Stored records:
•••••
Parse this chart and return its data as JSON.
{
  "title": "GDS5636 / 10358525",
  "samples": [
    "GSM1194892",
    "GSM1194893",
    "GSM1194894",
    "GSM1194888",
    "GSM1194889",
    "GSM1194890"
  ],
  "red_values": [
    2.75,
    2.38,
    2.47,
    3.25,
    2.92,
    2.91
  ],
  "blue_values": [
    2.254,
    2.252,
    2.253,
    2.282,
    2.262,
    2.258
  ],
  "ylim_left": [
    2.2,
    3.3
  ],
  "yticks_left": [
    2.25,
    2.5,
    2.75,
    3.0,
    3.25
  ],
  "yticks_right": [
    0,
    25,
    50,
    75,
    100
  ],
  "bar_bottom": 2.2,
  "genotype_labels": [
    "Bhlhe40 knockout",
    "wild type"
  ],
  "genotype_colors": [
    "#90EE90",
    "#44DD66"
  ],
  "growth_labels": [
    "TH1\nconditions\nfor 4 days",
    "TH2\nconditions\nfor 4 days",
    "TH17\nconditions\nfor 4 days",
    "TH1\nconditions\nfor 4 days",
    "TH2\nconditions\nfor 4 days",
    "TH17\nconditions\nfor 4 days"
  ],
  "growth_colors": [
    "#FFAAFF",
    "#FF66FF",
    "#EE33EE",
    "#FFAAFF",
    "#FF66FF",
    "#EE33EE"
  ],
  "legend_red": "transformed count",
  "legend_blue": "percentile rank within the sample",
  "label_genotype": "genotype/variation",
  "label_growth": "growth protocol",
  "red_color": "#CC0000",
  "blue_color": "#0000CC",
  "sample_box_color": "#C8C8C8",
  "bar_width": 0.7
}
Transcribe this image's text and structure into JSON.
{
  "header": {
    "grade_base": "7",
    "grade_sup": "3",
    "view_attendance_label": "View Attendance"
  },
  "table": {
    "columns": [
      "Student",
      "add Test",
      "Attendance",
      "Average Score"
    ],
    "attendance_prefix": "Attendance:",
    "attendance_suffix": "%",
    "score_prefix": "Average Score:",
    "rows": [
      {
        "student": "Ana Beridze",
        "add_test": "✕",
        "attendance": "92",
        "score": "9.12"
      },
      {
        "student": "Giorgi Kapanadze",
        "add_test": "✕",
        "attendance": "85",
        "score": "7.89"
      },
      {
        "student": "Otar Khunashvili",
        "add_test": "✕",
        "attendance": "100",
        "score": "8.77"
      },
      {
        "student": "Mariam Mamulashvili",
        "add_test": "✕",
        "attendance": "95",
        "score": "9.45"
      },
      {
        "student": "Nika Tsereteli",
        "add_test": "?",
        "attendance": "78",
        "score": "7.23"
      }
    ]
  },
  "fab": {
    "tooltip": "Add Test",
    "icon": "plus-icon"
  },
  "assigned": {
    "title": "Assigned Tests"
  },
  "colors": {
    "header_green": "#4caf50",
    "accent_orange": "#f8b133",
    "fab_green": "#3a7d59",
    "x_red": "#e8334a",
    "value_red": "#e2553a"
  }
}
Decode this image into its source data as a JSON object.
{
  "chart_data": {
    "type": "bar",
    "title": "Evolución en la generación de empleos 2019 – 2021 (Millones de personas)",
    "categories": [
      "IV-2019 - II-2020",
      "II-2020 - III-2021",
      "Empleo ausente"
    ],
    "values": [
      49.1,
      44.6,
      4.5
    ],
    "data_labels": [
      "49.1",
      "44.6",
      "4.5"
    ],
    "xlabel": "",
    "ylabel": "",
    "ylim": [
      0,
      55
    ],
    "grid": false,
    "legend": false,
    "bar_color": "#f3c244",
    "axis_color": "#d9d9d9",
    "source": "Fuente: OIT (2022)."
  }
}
•••••
### THE TASK
Give again the lines from the line holding "Decode this image" through the close of the listing, both included, exactly as written and with nothing else.

### FINAL RESULT
Decode this image into its source data as a JSON object.
{
  "chart_data": {
    "type": "bar",
    "title": "Evolución en la generación de empleos 2019 – 2021 (Millones de personas)",
    "categories": [
      "IV-2019 - II-2020",
      "II-2020 - III-2021",
      "Empleo ausente"
    ],
    "values": [
      49.1,
      44.6,
      4.5
    ],
    "data_labels": [
      "49.1",
      "44.6",
      "4.5"
    ],
    "xlabel": "",
    "ylabel": "",
    "ylim": [
      0,
      55
    ],
    "grid": false,
    "legend": false,
    "bar_color": "#f3c244",
    "axis_color": "#d9d9d9",
    "source": "Fuente: OIT (2022)."
  }
}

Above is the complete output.